▶ [Problem description]: Wherever the string "Versus" occurs in a line of these records, report that line.

----- The data

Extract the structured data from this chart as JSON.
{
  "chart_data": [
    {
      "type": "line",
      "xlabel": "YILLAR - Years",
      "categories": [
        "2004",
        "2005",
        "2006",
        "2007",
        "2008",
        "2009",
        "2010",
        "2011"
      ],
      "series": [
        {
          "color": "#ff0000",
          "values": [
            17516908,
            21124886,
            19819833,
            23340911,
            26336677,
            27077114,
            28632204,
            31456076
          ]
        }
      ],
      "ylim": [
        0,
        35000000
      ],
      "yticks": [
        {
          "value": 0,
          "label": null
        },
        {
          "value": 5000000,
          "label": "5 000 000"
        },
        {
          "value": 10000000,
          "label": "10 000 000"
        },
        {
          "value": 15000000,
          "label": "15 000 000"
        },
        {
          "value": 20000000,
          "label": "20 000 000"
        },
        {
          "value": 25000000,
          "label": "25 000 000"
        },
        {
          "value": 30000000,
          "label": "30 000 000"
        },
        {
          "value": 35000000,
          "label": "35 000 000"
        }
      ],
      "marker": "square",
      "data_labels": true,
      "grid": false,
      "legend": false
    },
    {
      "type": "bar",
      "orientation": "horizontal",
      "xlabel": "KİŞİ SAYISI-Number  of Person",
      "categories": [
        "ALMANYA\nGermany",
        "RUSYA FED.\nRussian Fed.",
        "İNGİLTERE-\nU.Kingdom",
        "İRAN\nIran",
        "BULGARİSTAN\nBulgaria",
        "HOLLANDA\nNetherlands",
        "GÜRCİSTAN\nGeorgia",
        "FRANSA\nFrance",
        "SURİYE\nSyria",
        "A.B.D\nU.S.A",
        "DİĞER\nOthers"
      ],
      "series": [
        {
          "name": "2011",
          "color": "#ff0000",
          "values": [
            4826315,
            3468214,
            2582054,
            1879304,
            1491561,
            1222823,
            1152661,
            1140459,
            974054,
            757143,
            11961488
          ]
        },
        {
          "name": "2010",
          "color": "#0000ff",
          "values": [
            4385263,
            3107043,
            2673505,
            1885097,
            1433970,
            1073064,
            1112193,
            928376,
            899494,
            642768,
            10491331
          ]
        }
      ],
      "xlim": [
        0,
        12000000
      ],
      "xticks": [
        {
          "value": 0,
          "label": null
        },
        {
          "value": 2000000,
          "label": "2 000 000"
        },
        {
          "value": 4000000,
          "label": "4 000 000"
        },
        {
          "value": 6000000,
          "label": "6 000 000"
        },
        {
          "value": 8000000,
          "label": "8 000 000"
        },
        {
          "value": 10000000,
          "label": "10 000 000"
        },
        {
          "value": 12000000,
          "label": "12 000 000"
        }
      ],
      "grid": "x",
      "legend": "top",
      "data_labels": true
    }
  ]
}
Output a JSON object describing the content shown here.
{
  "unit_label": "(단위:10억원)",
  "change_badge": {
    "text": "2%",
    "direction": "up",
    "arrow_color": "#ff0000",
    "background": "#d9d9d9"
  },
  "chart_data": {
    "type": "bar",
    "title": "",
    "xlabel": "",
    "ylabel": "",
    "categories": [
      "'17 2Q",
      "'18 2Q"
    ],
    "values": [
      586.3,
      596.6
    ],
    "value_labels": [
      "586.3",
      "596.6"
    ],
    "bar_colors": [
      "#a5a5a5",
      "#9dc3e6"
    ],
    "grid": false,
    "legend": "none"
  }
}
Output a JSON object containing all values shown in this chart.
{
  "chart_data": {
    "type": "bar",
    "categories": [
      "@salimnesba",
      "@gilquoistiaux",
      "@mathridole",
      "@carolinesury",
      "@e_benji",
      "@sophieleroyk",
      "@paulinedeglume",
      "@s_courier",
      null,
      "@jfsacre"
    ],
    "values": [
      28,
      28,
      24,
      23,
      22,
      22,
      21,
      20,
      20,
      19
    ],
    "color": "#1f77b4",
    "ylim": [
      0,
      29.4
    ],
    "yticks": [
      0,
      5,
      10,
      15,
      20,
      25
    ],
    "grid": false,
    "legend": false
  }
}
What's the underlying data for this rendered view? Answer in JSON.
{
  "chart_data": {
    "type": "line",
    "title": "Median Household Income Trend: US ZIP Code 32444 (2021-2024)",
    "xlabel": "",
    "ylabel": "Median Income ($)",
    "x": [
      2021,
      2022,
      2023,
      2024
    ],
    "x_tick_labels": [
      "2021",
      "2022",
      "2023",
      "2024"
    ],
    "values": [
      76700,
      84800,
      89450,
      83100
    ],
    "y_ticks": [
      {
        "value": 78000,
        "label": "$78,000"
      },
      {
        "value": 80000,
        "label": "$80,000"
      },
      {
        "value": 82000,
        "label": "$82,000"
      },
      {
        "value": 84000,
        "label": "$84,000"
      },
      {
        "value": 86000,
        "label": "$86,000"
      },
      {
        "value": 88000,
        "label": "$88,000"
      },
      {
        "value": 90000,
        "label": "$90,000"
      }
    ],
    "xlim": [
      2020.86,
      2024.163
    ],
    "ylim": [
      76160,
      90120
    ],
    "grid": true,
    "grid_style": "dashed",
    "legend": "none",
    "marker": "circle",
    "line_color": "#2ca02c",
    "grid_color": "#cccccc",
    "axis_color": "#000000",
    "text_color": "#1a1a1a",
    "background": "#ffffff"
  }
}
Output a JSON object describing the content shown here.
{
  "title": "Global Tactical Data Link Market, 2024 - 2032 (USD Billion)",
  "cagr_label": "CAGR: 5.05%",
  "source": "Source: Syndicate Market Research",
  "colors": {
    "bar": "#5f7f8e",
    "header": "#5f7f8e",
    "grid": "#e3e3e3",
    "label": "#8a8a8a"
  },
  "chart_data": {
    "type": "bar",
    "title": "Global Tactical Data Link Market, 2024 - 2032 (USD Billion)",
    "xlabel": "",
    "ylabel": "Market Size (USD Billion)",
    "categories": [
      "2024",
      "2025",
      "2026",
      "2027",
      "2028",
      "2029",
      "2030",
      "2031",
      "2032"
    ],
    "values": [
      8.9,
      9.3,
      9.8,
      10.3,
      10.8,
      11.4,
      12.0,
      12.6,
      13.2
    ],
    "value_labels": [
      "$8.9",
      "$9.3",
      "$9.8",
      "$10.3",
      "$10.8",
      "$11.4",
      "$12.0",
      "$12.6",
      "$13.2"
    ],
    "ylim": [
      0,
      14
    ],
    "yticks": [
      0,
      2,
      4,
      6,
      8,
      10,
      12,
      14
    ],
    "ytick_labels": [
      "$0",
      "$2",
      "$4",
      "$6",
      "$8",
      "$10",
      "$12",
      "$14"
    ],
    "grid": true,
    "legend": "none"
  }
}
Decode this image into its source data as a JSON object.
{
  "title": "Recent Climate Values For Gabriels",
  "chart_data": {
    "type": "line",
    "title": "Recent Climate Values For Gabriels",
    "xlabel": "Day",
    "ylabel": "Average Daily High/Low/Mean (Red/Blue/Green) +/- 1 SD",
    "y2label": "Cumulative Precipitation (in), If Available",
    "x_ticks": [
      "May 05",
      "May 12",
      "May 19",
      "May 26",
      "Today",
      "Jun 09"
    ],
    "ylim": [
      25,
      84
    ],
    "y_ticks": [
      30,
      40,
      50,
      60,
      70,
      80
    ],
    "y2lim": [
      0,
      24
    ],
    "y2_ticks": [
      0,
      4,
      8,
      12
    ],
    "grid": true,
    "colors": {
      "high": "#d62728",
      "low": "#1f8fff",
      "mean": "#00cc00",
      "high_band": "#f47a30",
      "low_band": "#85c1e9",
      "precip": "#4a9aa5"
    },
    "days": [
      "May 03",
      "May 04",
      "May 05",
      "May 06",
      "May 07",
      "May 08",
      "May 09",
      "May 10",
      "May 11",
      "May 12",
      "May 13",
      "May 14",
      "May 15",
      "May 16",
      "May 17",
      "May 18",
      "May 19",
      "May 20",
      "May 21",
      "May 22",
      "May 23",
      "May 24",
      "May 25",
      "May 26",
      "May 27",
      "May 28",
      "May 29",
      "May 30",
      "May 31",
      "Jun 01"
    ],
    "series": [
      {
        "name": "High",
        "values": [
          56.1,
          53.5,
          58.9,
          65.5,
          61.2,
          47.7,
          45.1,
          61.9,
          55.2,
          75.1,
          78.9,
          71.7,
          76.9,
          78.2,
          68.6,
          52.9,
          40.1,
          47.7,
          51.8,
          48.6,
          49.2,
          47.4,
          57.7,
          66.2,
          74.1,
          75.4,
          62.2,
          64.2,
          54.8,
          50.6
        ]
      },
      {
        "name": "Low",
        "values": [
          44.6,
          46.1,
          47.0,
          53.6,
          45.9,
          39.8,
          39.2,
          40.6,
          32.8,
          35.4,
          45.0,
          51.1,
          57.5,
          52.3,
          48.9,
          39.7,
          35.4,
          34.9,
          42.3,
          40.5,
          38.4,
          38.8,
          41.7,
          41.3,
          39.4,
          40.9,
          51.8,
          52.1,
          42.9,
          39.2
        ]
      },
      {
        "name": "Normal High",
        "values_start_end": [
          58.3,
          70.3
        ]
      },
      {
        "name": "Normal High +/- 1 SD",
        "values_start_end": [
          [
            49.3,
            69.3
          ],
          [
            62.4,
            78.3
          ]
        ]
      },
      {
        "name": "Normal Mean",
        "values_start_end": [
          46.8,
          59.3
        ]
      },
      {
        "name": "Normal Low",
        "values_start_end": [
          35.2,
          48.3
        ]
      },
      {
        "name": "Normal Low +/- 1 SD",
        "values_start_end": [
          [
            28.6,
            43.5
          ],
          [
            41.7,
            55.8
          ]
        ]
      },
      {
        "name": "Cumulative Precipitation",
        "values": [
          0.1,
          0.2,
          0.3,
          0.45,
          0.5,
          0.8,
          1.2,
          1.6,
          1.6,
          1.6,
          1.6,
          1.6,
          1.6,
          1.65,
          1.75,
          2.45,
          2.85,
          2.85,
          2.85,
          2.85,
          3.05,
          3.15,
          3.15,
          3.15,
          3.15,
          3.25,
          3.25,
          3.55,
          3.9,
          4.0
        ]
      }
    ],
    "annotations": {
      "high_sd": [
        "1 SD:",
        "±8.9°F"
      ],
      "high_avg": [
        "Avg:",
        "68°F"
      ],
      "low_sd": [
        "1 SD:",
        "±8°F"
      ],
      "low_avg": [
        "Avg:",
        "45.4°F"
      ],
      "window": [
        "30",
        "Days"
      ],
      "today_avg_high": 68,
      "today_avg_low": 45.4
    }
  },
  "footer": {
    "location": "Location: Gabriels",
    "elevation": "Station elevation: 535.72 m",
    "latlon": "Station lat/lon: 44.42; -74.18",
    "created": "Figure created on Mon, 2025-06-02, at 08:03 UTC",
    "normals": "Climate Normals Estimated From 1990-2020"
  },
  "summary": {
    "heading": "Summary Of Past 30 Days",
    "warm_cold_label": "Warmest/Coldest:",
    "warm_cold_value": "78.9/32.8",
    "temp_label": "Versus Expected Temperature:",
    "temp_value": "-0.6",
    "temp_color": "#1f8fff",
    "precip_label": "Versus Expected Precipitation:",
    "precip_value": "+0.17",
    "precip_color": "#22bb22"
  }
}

----------

▶ [Task answer]:
    "temp_label": "Versus Expected Temperature:",
    "precip_label": "Versus Expected Precipitation:",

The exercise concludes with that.